Dataset entries on figures
++++

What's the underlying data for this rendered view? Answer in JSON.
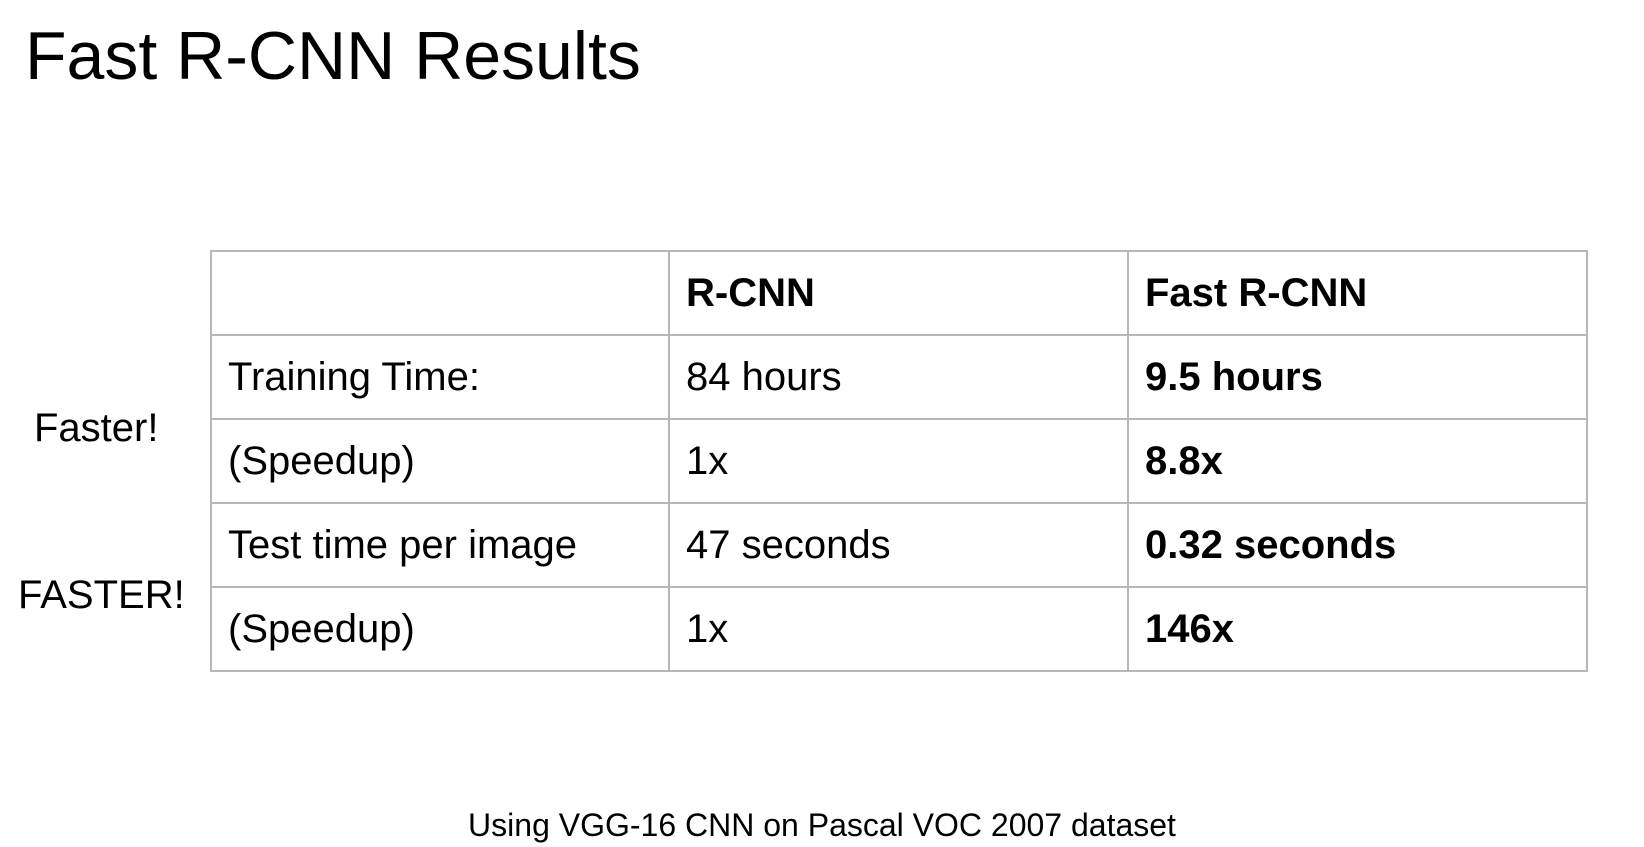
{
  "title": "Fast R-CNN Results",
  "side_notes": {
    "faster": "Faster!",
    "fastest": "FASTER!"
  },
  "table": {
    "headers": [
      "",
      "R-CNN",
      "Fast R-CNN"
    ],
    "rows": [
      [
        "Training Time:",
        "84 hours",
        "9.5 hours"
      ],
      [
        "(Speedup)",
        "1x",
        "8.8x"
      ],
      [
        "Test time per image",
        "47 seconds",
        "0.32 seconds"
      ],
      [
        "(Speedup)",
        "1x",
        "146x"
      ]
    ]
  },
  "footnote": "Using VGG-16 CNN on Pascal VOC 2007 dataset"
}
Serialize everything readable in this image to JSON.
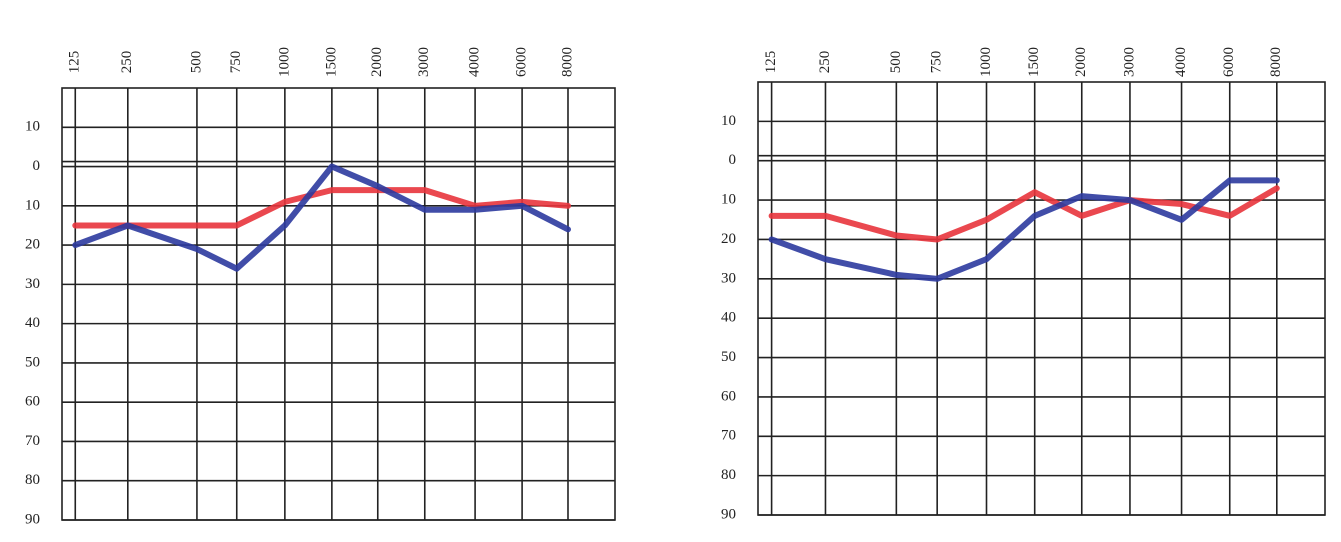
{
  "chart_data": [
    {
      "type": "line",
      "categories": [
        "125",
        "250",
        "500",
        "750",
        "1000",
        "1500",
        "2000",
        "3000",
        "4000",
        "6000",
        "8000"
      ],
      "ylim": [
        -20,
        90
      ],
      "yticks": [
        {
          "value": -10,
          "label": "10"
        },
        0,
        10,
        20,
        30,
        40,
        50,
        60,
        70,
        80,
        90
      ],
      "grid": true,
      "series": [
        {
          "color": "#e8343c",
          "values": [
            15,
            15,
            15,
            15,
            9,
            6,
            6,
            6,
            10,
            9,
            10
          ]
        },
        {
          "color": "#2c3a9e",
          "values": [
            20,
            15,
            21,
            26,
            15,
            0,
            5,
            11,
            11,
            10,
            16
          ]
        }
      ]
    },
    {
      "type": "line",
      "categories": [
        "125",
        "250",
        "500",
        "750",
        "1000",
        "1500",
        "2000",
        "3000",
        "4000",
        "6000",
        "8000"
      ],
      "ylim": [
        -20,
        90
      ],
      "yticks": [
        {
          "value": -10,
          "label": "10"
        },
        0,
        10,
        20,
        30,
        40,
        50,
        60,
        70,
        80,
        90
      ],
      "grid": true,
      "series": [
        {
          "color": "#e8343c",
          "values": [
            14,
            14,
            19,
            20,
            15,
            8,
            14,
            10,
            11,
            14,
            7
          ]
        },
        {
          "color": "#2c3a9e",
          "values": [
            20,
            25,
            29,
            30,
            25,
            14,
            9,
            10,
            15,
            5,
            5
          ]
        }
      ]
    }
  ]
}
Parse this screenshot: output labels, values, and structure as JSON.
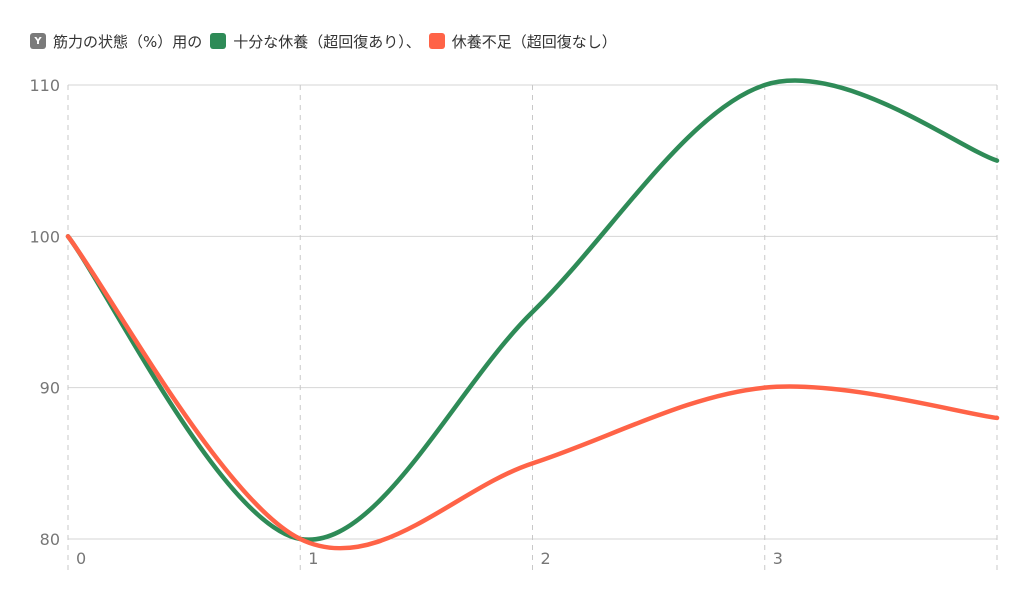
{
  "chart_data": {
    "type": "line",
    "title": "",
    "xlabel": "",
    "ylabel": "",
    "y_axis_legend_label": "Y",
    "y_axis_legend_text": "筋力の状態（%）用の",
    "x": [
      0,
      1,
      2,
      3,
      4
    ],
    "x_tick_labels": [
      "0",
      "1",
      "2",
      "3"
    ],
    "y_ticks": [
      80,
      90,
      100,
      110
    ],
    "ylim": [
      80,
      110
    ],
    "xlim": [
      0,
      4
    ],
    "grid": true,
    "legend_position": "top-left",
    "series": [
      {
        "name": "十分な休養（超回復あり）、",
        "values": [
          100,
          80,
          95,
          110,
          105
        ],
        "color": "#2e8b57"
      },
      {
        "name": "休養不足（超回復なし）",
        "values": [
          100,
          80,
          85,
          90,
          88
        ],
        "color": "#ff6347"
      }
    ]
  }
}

++++

• **Work to complete**: Every line of the material is to be quoted exactly, with no pictures carried over.

• **The solution**:
What's the underlying data for this rendered view? Answer in JSON.
{
  "title": "Fast R-CNN Results",
  "side_notes": {
    "faster": "Faster!",
    "fastest": "FASTER!"
  },
  "table": {
    "headers": [
      "",
      "R-CNN",
      "Fast R-CNN"
    ],
    "rows": [
      [
        "Training Time:",
        "84 hours",
        "9.5 hours"
      ],
      [
        "(Speedup)",
        "1x",
        "8.8x"
      ],
      [
        "Test time per image",
        "47 seconds",
        "0.32 seconds"
      ],
      [
        "(Speedup)",
        "1x",
        "146x"
      ]
    ]
  },
  "footnote": "Using VGG-16 CNN on Pascal VOC 2007 dataset"
}
Serialize everything readable in this image to JSON.
{
  "chart_data": [
    {
      "type": "line",
      "categories": [
        "125",
        "250",
        "500",
        "750",
        "1000",
        "1500",
        "2000",
        "3000",
        "4000",
        "6000",
        "8000"
      ],
      "ylim": [
        -20,
        90
      ],
      "yticks": [
        {
          "value": -10,
          "label": "10"
        },
        0,
        10,
        20,
        30,
        40,
        50,
        60,
        70,
        80,
        90
      ],
      "grid": true,
      "series": [
        {
          "color": "#e8343c",
          "values": [
            15,
            15,
            15,
            15,
            9,
            6,
            6,
            6,
            10,
            9,
            10
          ]
        },
        {
          "color": "#2c3a9e",
          "values": [
            20,
            15,
            21,
            26,
            15,
            0,
            5,
            11,
            11,
            10,
            16
          ]
        }
      ]
    },
    {
      "type": "line",
      "categories": [
        "125",
        "250",
        "500",
        "750",
        "1000",
        "1500",
        "2000",
        "3000",
        "4000",
        "6000",
        "8000"
      ],
      "ylim": [
        -20,
        90
      ],
      "yticks": [
        {
          "value": -10,
          "label": "10"
        },
        0,
        10,
        20,
        30,
        40,
        50,
        60,
        70,
        80,
        90
      ],
      "grid": true,
      "series": [
        {
          "color": "#e8343c",
          "values": [
            14,
            14,
            19,
            20,
            15,
            8,
            14,
            10,
            11,
            14,
            7
          ]
        },
        {
          "color": "#2c3a9e",
          "values": [
            20,
            25,
            29,
            30,
            25,
            14,
            9,
            10,
            15,
            5,
            5
          ]
        }
      ]
    }
  ]
}
Parse this screenshot: output labels, values, and structure as JSON.
{
  "chart_data": {
    "type": "line",
    "title": "",
    "xlabel": "",
    "ylabel": "",
    "y_axis_legend_label": "Y",
    "y_axis_legend_text": "筋力の状態（%）用の",
    "x": [
      0,
      1,
      2,
      3,
      4
    ],
    "x_tick_labels": [
      "0",
      "1",
      "2",
      "3"
    ],
    "y_ticks": [
      80,
      90,
      100,
      110
    ],
    "ylim": [
      80,
      110
    ],
    "xlim": [
      0,
      4
    ],
    "grid": true,
    "legend_position": "top-left",
    "series": [
      {
        "name": "十分な休養（超回復あり）、",
        "values": [
          100,
          80,
          95,
          110,
          105
        ],
        "color": "#2e8b57"
      },
      {
        "name": "休養不足（超回復なし）",
        "values": [
          100,
          80,
          85,
          90,
          88
        ],
        "color": "#ff6347"
      }
    ]
  }
}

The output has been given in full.